_JOB:_
Restate the whole listing exactly.

(Figure record extracts)
------------------------------------------------------------------------

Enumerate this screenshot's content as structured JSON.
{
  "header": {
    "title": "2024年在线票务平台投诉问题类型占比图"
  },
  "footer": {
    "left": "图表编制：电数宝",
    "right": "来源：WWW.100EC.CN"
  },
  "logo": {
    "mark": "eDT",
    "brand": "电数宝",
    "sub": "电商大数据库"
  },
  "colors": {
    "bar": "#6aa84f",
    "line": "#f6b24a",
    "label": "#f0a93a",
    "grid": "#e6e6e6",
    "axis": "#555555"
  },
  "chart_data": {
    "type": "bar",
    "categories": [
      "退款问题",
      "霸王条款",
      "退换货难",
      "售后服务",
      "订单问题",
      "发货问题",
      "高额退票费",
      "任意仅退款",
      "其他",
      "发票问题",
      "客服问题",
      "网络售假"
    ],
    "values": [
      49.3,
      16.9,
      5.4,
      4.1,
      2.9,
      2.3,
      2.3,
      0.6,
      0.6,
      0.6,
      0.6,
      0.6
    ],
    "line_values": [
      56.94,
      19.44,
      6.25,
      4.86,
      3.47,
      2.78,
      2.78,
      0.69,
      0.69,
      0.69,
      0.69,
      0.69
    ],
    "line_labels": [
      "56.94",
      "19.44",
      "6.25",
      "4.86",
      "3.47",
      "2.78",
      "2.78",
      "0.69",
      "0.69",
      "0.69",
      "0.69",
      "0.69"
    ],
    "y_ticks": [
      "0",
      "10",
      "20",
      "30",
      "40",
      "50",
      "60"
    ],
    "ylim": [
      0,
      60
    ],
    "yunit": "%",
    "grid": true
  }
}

------------------------------------------------------------------------

_EXERCISE SOLUTION:_
Enumerate this screenshot's content as structured JSON.
{
  "header": {
    "title": "2024年在线票务平台投诉问题类型占比图"
  },
  "footer": {
    "left": "图表编制：电数宝",
    "right": "来源：WWW.100EC.CN"
  },
  "logo": {
    "mark": "eDT",
    "brand": "电数宝",
    "sub": "电商大数据库"
  },
  "colors": {
    "bar": "#6aa84f",
    "line": "#f6b24a",
    "label": "#f0a93a",
    "grid": "#e6e6e6",
    "axis": "#555555"
  },
  "chart_data": {
    "type": "bar",
    "categories": [
      "退款问题",
      "霸王条款",
      "退换货难",
      "售后服务",
      "订单问题",
      "发货问题",
      "高额退票费",
      "任意仅退款",
      "其他",
      "发票问题",
      "客服问题",
      "网络售假"
    ],
    "values": [
      49.3,
      16.9,
      5.4,
      4.1,
      2.9,
      2.3,
      2.3,
      0.6,
      0.6,
      0.6,
      0.6,
      0.6
    ],
    "line_values": [
      56.94,
      19.44,
      6.25,
      4.86,
      3.47,
      2.78,
      2.78,
      0.69,
      0.69,
      0.69,
      0.69,
      0.69
    ],
    "line_labels": [
      "56.94",
      "19.44",
      "6.25",
      "4.86",
      "3.47",
      "2.78",
      "2.78",
      "0.69",
      "0.69",
      "0.69",
      "0.69",
      "0.69"
    ],
    "y_ticks": [
      "0",
      "10",
      "20",
      "30",
      "40",
      "50",
      "60"
    ],
    "ylim": [
      0,
      60
    ],
    "yunit": "%",
    "grid": true
  }
}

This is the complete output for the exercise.